# [EXTRAIT CHOISI]
------------------------
Texte

2007

Gustave de Staël

Maintenir l’équilibre précaire, la légèreté de la peinture et le ton unique

La joie indicible de voir, une fois de plus, quelqu’un s’aventurer dans l’espace de la peinture, s’y tenir avec une sobriété de moyens et donner les preuves d’une nouvelle profondeur. Cela souligne à quel point, par la mobilité de son esprit créatif, Mourabiti est le contemporain des questions essentielles que se posent les peintres aujourd’hui.

L’enchaînement de voir l’aventure de la peinture se poursuivre, précisément à partir de ce lieu retiré où il a décidé d’installer son atelier. Dans cet endroit les gestes et les signes d’une vie ancestrale se trouvent au cœur des problèmes picturaux. Faire vivre la peinture dans ce creuset ne va pas sans rencontrer le passé et y accorder son propre sens de l’espace.

Mourabiti a choisi d’inscrire sa peinture dans un mouvement libre, de tradition abstraite où l’on sent la plongée des couleurs et de la manière dans une profondeur marocaine.

Exister dans ce lieu par la peinture relève d’un privilège que le ciel n’accorde qu’aux silencieux. Il arrive que l’espace leur ouvre tout grand les bras et leur permette d’y voler.

Notre peintre a décidé d’être plus sobre encore, de s’en tenir à une palette nourrie de peu de tons, par delà les blancs et les noirs, afin de serrer au plus près son objectif.

Quel « en-soi » ne faut-il pas pour s’abstraire de la force de la nature qui nous entoure, quel monde de plénitude, ne possédons-nous pas alors pour tenir devant la force implacable de la beauté ! Quelle plongée dans les noirs de la palette! Quel rapport étroit à l’histoire de l’humanité ne faut-il pas pour avancer d’une foulée continue tout en gardant sa propre mesure ! Est-ce de buter ainsi sur nos limites qui nous incite à donner toujours plus de profondeur, de la charpente à l’histoire que l’on tente de raconter?

Comment ne pas voir le caractère essentiel de ces éléments qui jonchent le sol et forment le paysage. Eléments que l’on retrouve en formes suspendues dans les peintures de Mourabiti où l’espace de la toile semble confondre le plan d’une nature morte et celui d’un paysage. Comment ne pas prendre leçon de ces matériaux rudimentaires qui se répondent dans l’air de la toile, frères des pigments incandescents qui gisent sur la palette du peintre.

On dit qu’il habite à l’écart du monde, à proximité des montagnes nues et saillantes. Est-ce du haut des sommets de l’Atlas que s’élancent par taches et à-plats les blancs de ses peintures ? Parfois il semble neiger à l’aplomb des noirs qui retiennent ses tableaux.

Est-ce désert ou plutôt des endroits troubles de la rue d’où remontent certains bruns rompus.
------------------------
# [DONNÉES FOURNIES]
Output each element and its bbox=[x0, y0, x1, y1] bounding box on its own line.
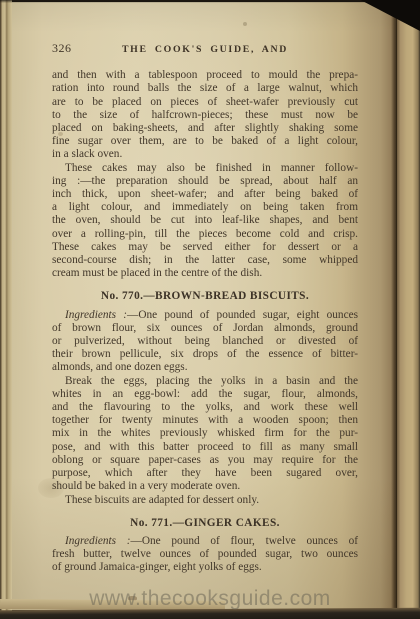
text-line: Ingredients :—One pound of flour, twelve… bbox=[52, 535, 358, 548]
recipe-heading: No. 771.—GINGER CAKES. bbox=[52, 517, 358, 530]
text-line: Break the eggs, placing the yolks in a b… bbox=[52, 375, 358, 388]
page-number: 326 bbox=[52, 42, 92, 55]
top-edge-shadow bbox=[0, 0, 420, 3]
text-line: and then with a tablespoon proceed to mo… bbox=[52, 69, 358, 82]
text-line: of brown flour, six ounces of Jordan alm… bbox=[52, 322, 358, 335]
page-content: 326 THE COOK'S GUIDE, AND and then with … bbox=[52, 42, 358, 575]
text-line: placed on baking-sheets, and after sligh… bbox=[52, 122, 358, 135]
text-line: fine sugar over them, are to be baked of… bbox=[52, 135, 358, 148]
text-line: in a slack oven. bbox=[52, 148, 358, 161]
text-line: their brown pellicule, six drops of the … bbox=[52, 348, 358, 361]
text-line: a light colour, and immediately on being… bbox=[52, 201, 358, 214]
text-line: over a rolling-pin, till the pieces beco… bbox=[52, 228, 358, 241]
body-paragraph: Break the eggs, placing the yolks in a b… bbox=[52, 375, 358, 494]
text-line: together for twenty minutes with a woode… bbox=[52, 414, 358, 427]
text-line: almonds, and one dozen eggs. bbox=[52, 361, 358, 374]
scanned-book-page: 326 THE COOK'S GUIDE, AND and then with … bbox=[0, 0, 420, 619]
text-line: whites in an egg-bowl: add the sugar, fl… bbox=[52, 388, 358, 401]
text-line: inch thick, upon sheet-wafer; and after … bbox=[52, 188, 358, 201]
body-paragraph: and then with a tablespoon proceed to mo… bbox=[52, 69, 358, 161]
recipe-heading: No. 770.—BROWN-BREAD BISCUITS. bbox=[52, 290, 358, 303]
body-paragraph: These biscuits are adapted for dessert o… bbox=[52, 494, 358, 507]
text-line: and the flavouring to the yolks, and wor… bbox=[52, 401, 358, 414]
body-paragraph: Ingredients :—One pound of flour, twelve… bbox=[52, 535, 358, 575]
text-line: purpose, which after they have been suga… bbox=[52, 467, 358, 480]
text-line: pose, and with this batter proceed to fi… bbox=[52, 441, 358, 454]
body-paragraph: These cakes may also be finished in mann… bbox=[52, 162, 358, 281]
text-line: should be baked in a very moderate oven. bbox=[52, 480, 358, 493]
text-line: second-course dish; in the latter case, … bbox=[52, 254, 358, 267]
adjacent-page-gutter bbox=[396, 0, 420, 619]
text-line: oblong or square paper-cases as you may … bbox=[52, 454, 358, 467]
book-page-edges-left bbox=[0, 0, 12, 619]
text-line: are to be placed on pieces of sheet-wafe… bbox=[52, 96, 358, 109]
text-line: These cakes may be served either for des… bbox=[52, 241, 358, 254]
running-head: 326 THE COOK'S GUIDE, AND bbox=[52, 42, 358, 56]
text-line: ing :—the preparation should be spread, … bbox=[52, 175, 358, 188]
text-line: ration into round balls the size of a la… bbox=[52, 82, 358, 95]
gutter-crease-shadow bbox=[391, 0, 397, 619]
text-line: mix in the whites previously whisked fir… bbox=[52, 427, 358, 440]
text-line: fresh butter, twelve ounces of pounded s… bbox=[52, 548, 358, 561]
running-header-title: THE COOK'S GUIDE, AND bbox=[92, 43, 318, 56]
text-line: the oven, should be cut into leaf-like s… bbox=[52, 214, 358, 227]
text-line: These cakes may also be finished in mann… bbox=[52, 162, 358, 175]
text-line: of ground Jamaica-ginger, eight yolks of… bbox=[52, 561, 358, 574]
text-line: or pulverized, without being blanched or… bbox=[52, 335, 358, 348]
text-line: cream must be placed in the centre of th… bbox=[52, 267, 358, 280]
text-line: These biscuits are adapted for dessert o… bbox=[52, 494, 358, 507]
text-line: to the size of halfcrown-pieces; these m… bbox=[52, 109, 358, 122]
text-line: Ingredients :—One pound of pounded sugar… bbox=[52, 309, 358, 322]
watermark-text: www.thecooksguide.com bbox=[0, 587, 420, 611]
body-paragraph: Ingredients :—One pound of pounded sugar… bbox=[52, 309, 358, 375]
text-column: and then with a tablespoon proceed to mo… bbox=[52, 69, 358, 574]
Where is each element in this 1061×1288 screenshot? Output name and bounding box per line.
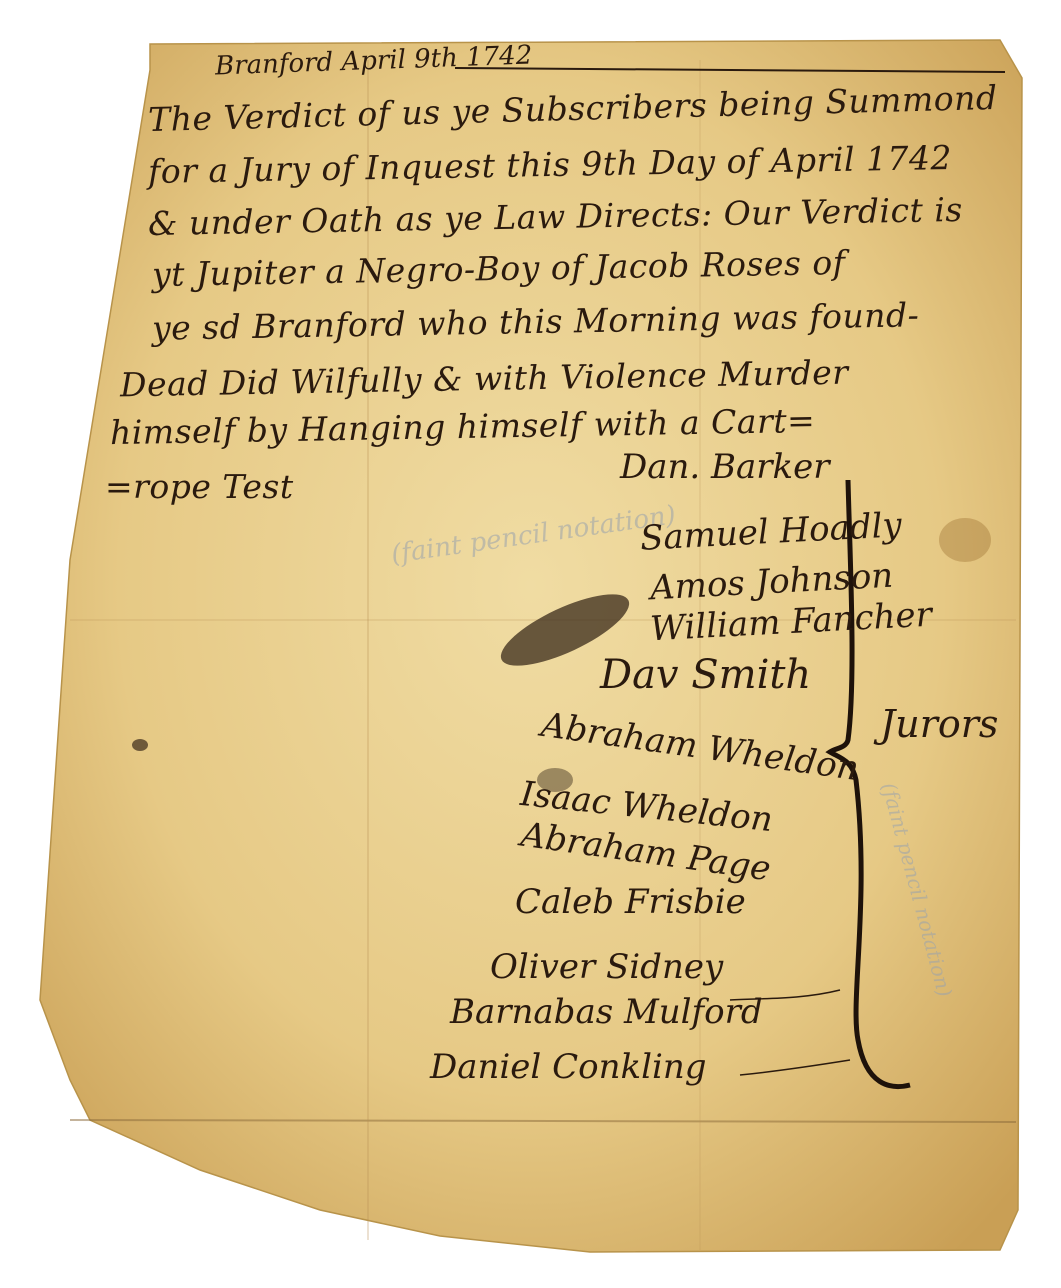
signature: Caleb Frisbie bbox=[515, 885, 746, 919]
signature: Daniel Conkling bbox=[430, 1050, 707, 1084]
signature: Dan. Barker bbox=[620, 450, 830, 484]
signature: Barnabas Mulford bbox=[450, 995, 763, 1029]
jurors-label: Jurors bbox=[880, 705, 998, 743]
body-line-8: =rope Test bbox=[105, 470, 294, 503]
signature: Dav Smith bbox=[600, 655, 811, 695]
signature: Oliver Sidney bbox=[490, 950, 723, 984]
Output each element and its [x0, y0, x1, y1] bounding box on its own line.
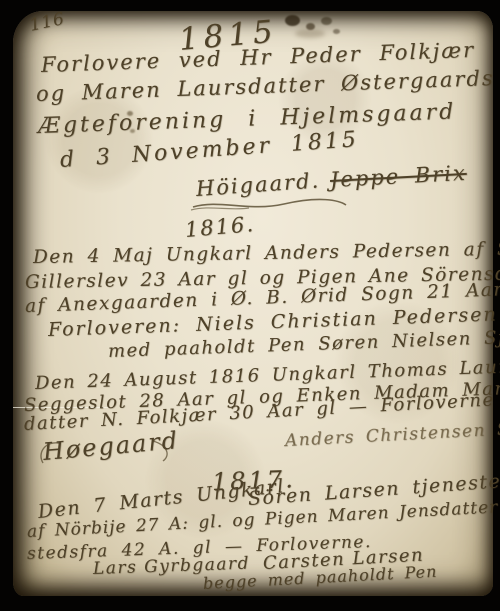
signature-jeppe-brix: Jeppe Brix — [329, 161, 467, 192]
signature-anders-christensen: Anders Christensen Smed — [284, 417, 500, 451]
ink-stain — [321, 17, 332, 25]
year-heading-1816: 1816. — [184, 212, 256, 242]
ink-stain — [285, 15, 300, 26]
register-page: 116 1815 Forlovere ved Hr Peder Folkjær … — [13, 11, 493, 596]
signature-flourish — [35, 435, 175, 469]
page-number: 116 — [28, 9, 67, 36]
record-line: Den 4 Maj Ungkarl Anders Pedersen af Sto… — [33, 238, 500, 268]
ink-stain — [333, 29, 340, 34]
signature-flourish — [189, 197, 349, 213]
ink-smudge — [295, 29, 325, 38]
record-line: Ægteforening i Hjelmsgaard — [38, 99, 457, 139]
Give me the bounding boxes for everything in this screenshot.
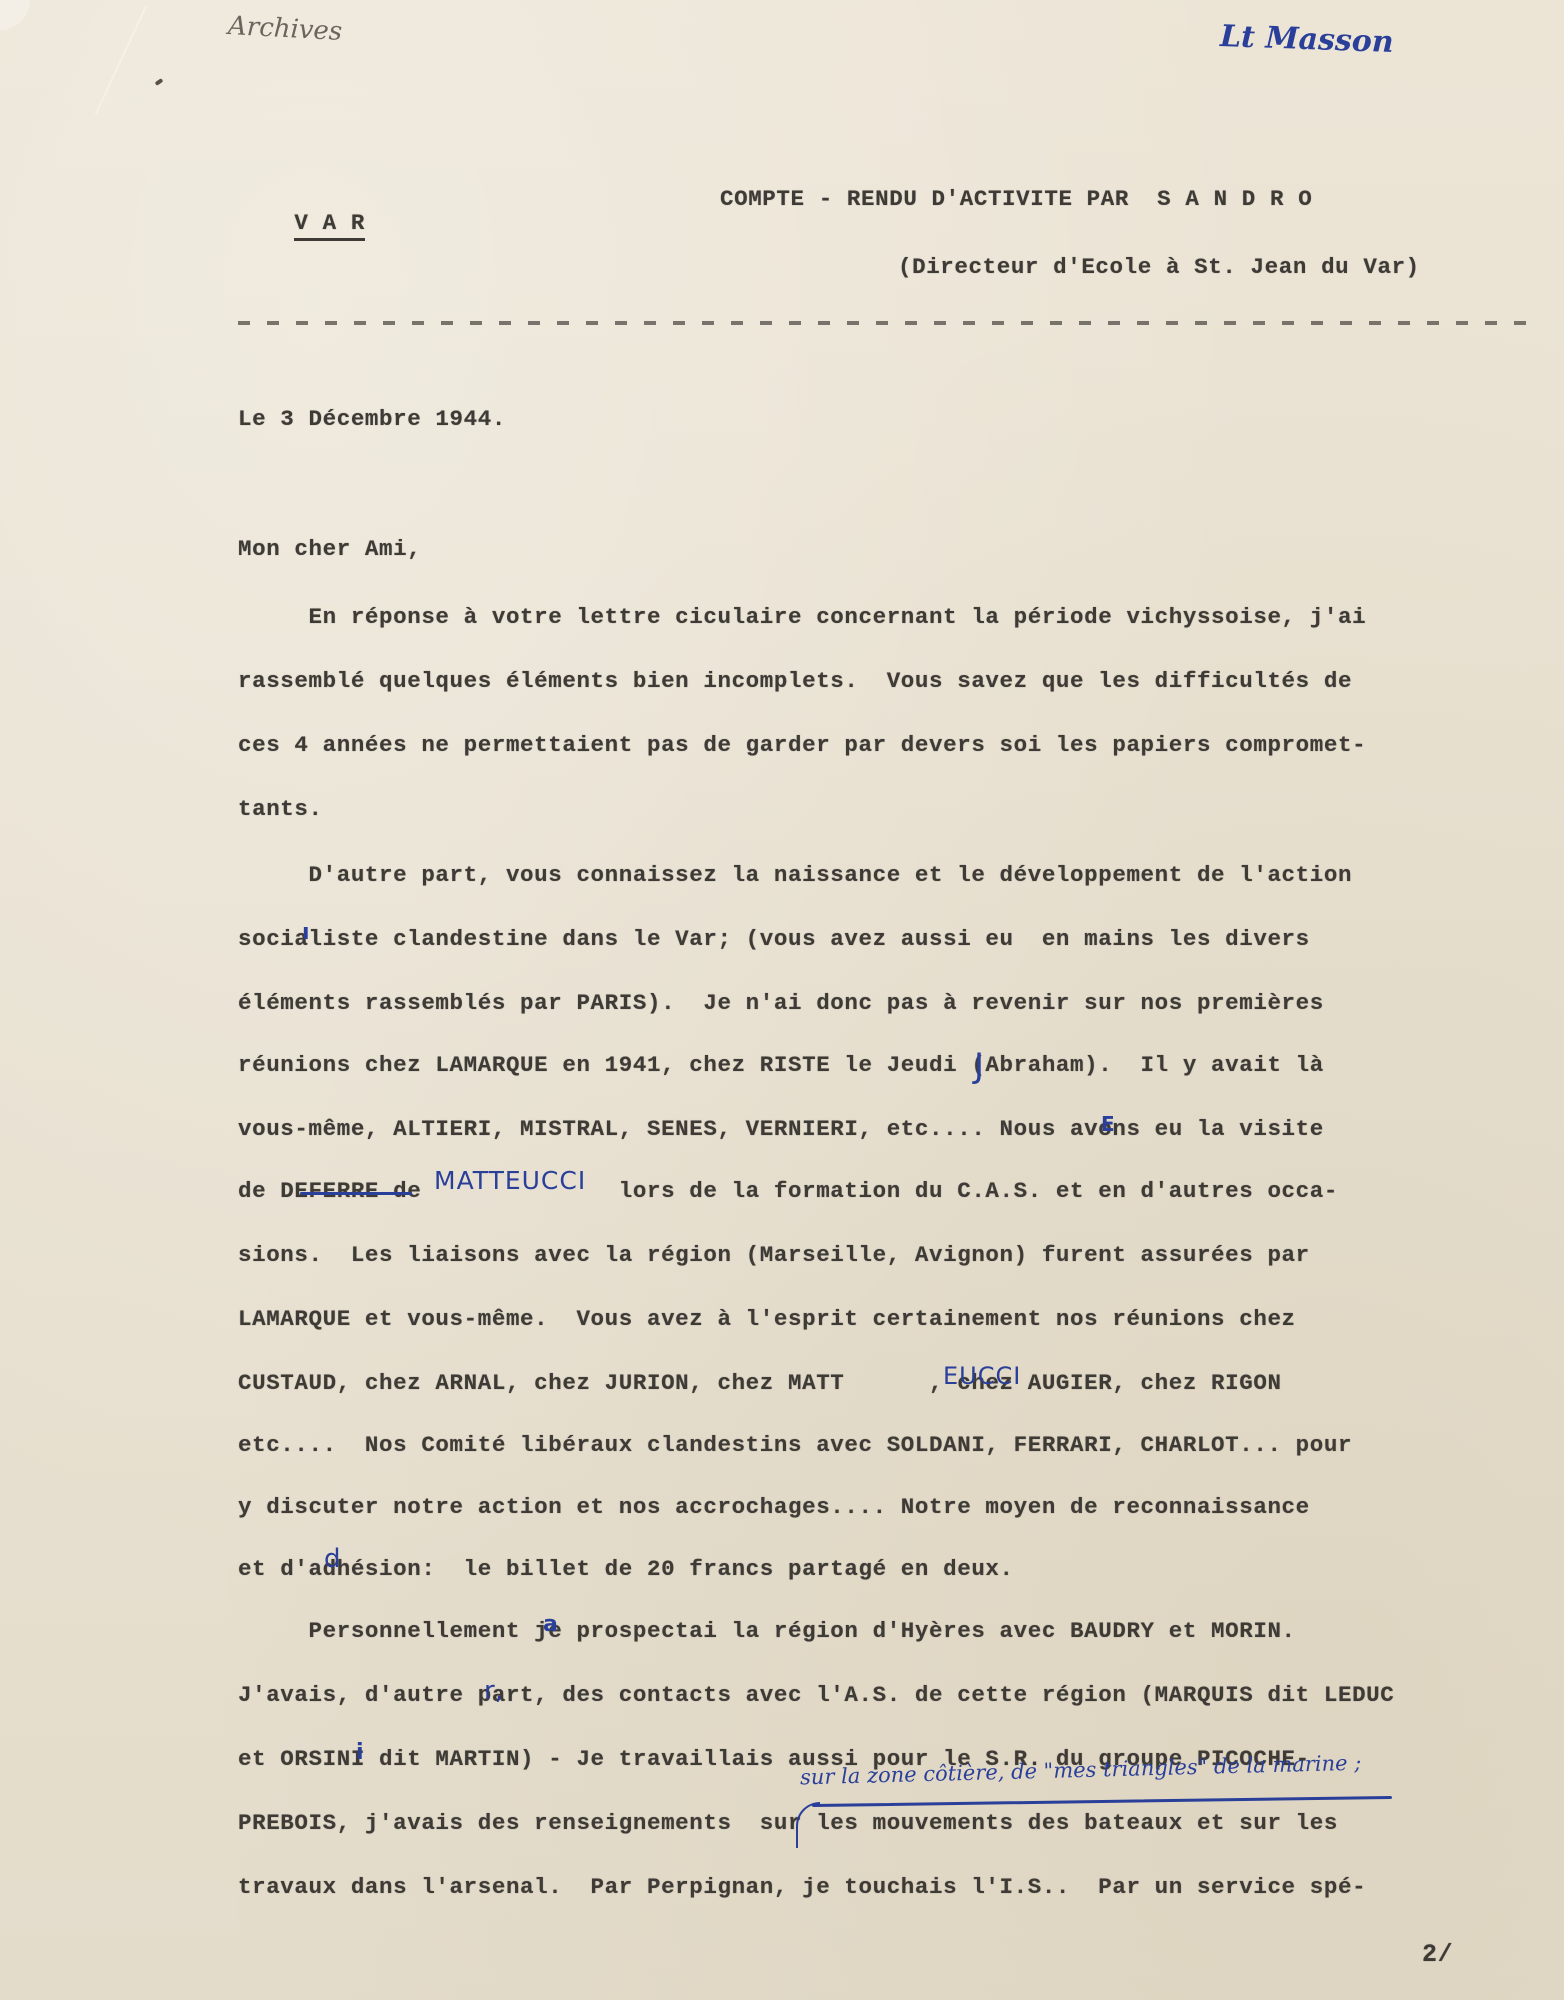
letter-line: PREBOIS, j'avais des renseignements sur …: [238, 1810, 1338, 1836]
paper-crease: [95, 5, 148, 115]
letter-salutation: Mon cher Ami,: [238, 536, 421, 562]
letter-line: y discuter notre action et nos accrochag…: [238, 1494, 1310, 1520]
dashed-separator: [238, 321, 1530, 325]
report-subtitle: (Directeur d'Ecole à St. Jean du Var): [898, 254, 1420, 280]
letter-date: Le 3 Décembre 1944.: [238, 406, 506, 432]
page-continuation-marker: 2/: [1422, 1940, 1453, 1969]
insertion-caret: [796, 1802, 820, 1848]
letter-line: D'autre part, vous connaissez la naissan…: [238, 862, 1352, 888]
letter-line: socialiste clandestine dans le Var; (vou…: [238, 926, 1310, 952]
ink-correction-mark: J: [974, 1046, 984, 1086]
letter-line: ces 4 années ne permettaient pas de gard…: [238, 732, 1366, 758]
paper-mark: [155, 78, 164, 86]
letter-line: tants.: [238, 796, 323, 822]
ink-correction-mark: i: [356, 1740, 364, 1765]
matteucci-ink-correction: MATTEUCCI: [434, 1166, 586, 1195]
letter-line: Personnellement je prospectai la région …: [238, 1618, 1296, 1644]
paper-crease: [0, 0, 30, 30]
insertion-underline: [812, 1796, 1392, 1807]
document-page: Archives Lt Masson V A R COMPTE - RENDU …: [0, 0, 1564, 2000]
letter-line: etc.... Nos Comité libéraux clandestins …: [238, 1432, 1352, 1458]
ink-correction-mark: r,: [484, 1676, 503, 1706]
letter-line: rassemblé quelques éléments bien incompl…: [238, 668, 1352, 694]
ink-correction-mark: a: [543, 1612, 558, 1637]
letter-line: LAMARQUE et vous-même. Vous avez à l'esp…: [238, 1306, 1296, 1332]
letter-line: CUSTAUD, chez ARNAL, chez JURION, chez M…: [238, 1370, 1282, 1396]
department-heading: V A R: [238, 184, 365, 262]
ink-correction-mark: d: [324, 1544, 341, 1574]
ink-correction-mark: ı: [302, 920, 310, 945]
letter-line: sions. Les liaisons avec la région (Mars…: [238, 1242, 1310, 1268]
letter-line: J'avais, d'autre part, des contacts avec…: [238, 1682, 1394, 1708]
letter-line: et d'adhésion: le billet de 20 francs pa…: [238, 1556, 1014, 1582]
letter-line: réunions chez LAMARQUE en 1941, chez RIS…: [238, 1052, 1324, 1078]
letter-line: En réponse à votre lettre ciculaire conc…: [238, 604, 1366, 630]
report-title: COMPTE - RENDU D'ACTIVITE PAR S A N D R …: [720, 186, 1312, 212]
letter-line: de DEFERRE de lors de la formation du C.…: [238, 1178, 1338, 1204]
ink-strikethrough: [300, 1192, 412, 1195]
department-label: V A R: [294, 210, 365, 241]
eucci-ink-correction: EUCCI: [943, 1362, 1021, 1390]
ink-correction-mark: E: [1101, 1112, 1115, 1136]
masson-ink-note: Lt Masson: [1219, 19, 1394, 60]
archives-pencil-note: Archives: [227, 11, 343, 47]
letter-line: travaux dans l'arsenal. Par Perpignan, j…: [238, 1874, 1366, 1900]
letter-line: éléments rassemblés par PARIS). Je n'ai …: [238, 990, 1324, 1016]
letter-line: vous-même, ALTIERI, MISTRAL, SENES, VERN…: [238, 1116, 1324, 1142]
------------------------
# [TÂCHE DEMANDÉE]
Poursuivez le texte sur la peinture de Mourabiti à partir de sa dernière phrase.

# [RÉPONSE]
Ces tableaux tiennent à la fraîcheur avec laquelle la peinture introduit les formes, les propose de front, les fait vaciller, en découpe l’espace et continue d’aiguiser une nudité qui laisse la question grande ouverte et les couleurs toutes à leur révélation.

Ce qui meut de sa peinture est une fragilité qui anime la source de ses infinis rebondissements. Dans cette peinture sourd une étrangeté liée au caractère du pays, à ses matières mêlées, souterraines. A y regarder de près on réalise qu’elle tire ses origines de ces ombres incertaines et sombres qui ont été fécondes dans l’imaginaire des peintres du Maroc.

La peinture semble nous dire : « ici, loin de tout, dans ce paysage sec, à la beauté vertigineuse comment ne pas laisser affleurer sur la toile les hésitations, laisser libre cours à la sensibilité du trait. Comment ne pas saisir les formes avec une désinvolture apparente, avant que d’être écrasé par tant de beautés lumineuses ? »

Créer un monde clos et plein, laisser des traces de peinture, dans ce pays où elle est partout, ici et là, sur les murs, les portes et jusque le tronc des arbres. Pays si grand par l’imagination de la main qui s’inscrit partout.

C’est parce que quelque chose n’est pas posé « définitivement » dans ce beau Maroc qu’il reste la toile de fond des artistes peintres. Que la tente est encore sous jacente à la maison, que tout peut être changé très vite, que grâce à cela l’esprit peut ouvrir des champs libres et continuer à se déplacer sur les chemins de la créativité.

Gustave de Staël

Directeur de l’institut Français du Nord

juillet, 2007

Maintaining the delicate balance, the Painting weightlessness and the single tone

This is all about the unspeakable joy of seeing once again; of someone venturing into the space of the painting, holding with sobriety of meaning and providing evidence of a new depth. This highlights how Mourabiti has become the contemporary of the key issues posed by all painters today, through the mobility of his creative mind.

The fact of witnessing the adventure of painting is quite an accomplishment! This stems precisely from this secluded spot where he’s decided to set up his workshop. Here, gestures and signs of ancient life become the heart of pictorial challenges. Creating in this melting pot doesn’t occur without experience from the past and gives it its own sense of space.

Mourabiti has chosen to register his paintings in a free movement of abstract tradition. Where one would feel the depth of colors and matter in a truly unique Moroccan style.

To exist within this location through painting is a privilege that the sky makes available only to the silent. Sometimes the space opens its arms wide, and allows them to fly.

Our artist has decided to be even more efficient and stick to a little palette fed with only a few tones, beyond the white and black, keeping closely to its objectivity.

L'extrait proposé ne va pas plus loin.